## YOUR INSTRUCTIONS
Transcribe all records exactly.

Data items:
----------
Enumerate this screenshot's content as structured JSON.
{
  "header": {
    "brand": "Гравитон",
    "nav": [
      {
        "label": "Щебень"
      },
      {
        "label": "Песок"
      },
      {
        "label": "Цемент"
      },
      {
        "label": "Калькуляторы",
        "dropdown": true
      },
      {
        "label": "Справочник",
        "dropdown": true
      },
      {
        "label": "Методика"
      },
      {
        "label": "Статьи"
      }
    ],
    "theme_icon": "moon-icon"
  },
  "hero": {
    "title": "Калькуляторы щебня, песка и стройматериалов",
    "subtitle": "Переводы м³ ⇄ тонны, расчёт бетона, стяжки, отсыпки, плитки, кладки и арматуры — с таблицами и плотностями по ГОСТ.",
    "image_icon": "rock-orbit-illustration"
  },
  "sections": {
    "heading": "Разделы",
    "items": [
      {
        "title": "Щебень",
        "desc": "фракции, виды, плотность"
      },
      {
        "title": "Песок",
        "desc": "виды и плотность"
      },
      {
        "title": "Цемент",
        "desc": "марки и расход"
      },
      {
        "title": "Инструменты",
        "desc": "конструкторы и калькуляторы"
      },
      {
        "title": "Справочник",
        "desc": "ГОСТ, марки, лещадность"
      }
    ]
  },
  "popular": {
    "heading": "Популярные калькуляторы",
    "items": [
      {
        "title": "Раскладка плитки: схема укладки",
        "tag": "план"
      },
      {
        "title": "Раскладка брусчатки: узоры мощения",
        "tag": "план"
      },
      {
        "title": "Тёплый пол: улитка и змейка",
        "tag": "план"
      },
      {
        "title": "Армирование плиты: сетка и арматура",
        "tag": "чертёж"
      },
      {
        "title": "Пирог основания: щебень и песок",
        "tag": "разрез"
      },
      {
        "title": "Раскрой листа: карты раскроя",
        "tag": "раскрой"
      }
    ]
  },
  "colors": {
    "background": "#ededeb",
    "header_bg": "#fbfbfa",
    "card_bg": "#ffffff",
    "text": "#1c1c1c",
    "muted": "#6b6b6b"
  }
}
----------
## CORRECT ANSWER
Enumerate this screenshot's content as structured JSON.
{
  "header": {
    "brand": "Гравитон",
    "nav": [
      {
        "label": "Щебень"
      },
      {
        "label": "Песок"
      },
      {
        "label": "Цемент"
      },
      {
        "label": "Калькуляторы",
        "dropdown": true
      },
      {
        "label": "Справочник",
        "dropdown": true
      },
      {
        "label": "Методика"
      },
      {
        "label": "Статьи"
      }
    ],
    "theme_icon": "moon-icon"
  },
  "hero": {
    "title": "Калькуляторы щебня, песка и стройматериалов",
    "subtitle": "Переводы м³ ⇄ тонны, расчёт бетона, стяжки, отсыпки, плитки, кладки и арматуры — с таблицами и плотностями по ГОСТ.",
    "image_icon": "rock-orbit-illustration"
  },
  "sections": {
    "heading": "Разделы",
    "items": [
      {
        "title": "Щебень",
        "desc": "фракции, виды, плотность"
      },
      {
        "title": "Песок",
        "desc": "виды и плотность"
      },
      {
        "title": "Цемент",
        "desc": "марки и расход"
      },
      {
        "title": "Инструменты",
        "desc": "конструкторы и калькуляторы"
      },
      {
        "title": "Справочник",
        "desc": "ГОСТ, марки, лещадность"
      }
    ]
  },
  "popular": {
    "heading": "Популярные калькуляторы",
    "items": [
      {
        "title": "Раскладка плитки: схема укладки",
        "tag": "план"
      },
      {
        "title": "Раскладка брусчатки: узоры мощения",
        "tag": "план"
      },
      {
        "title": "Тёплый пол: улитка и змейка",
        "tag": "план"
      },
      {
        "title": "Армирование плиты: сетка и арматура",
        "tag": "чертёж"
      },
      {
        "title": "Пирог основания: щебень и песок",
        "tag": "разрез"
      },
      {
        "title": "Раскрой листа: карты раскроя",
        "tag": "раскрой"
      }
    ]
  },
  "colors": {
    "background": "#ededeb",
    "header_bg": "#fbfbfa",
    "card_bg": "#ffffff",
    "text": "#1c1c1c",
    "muted": "#6b6b6b"
  }
}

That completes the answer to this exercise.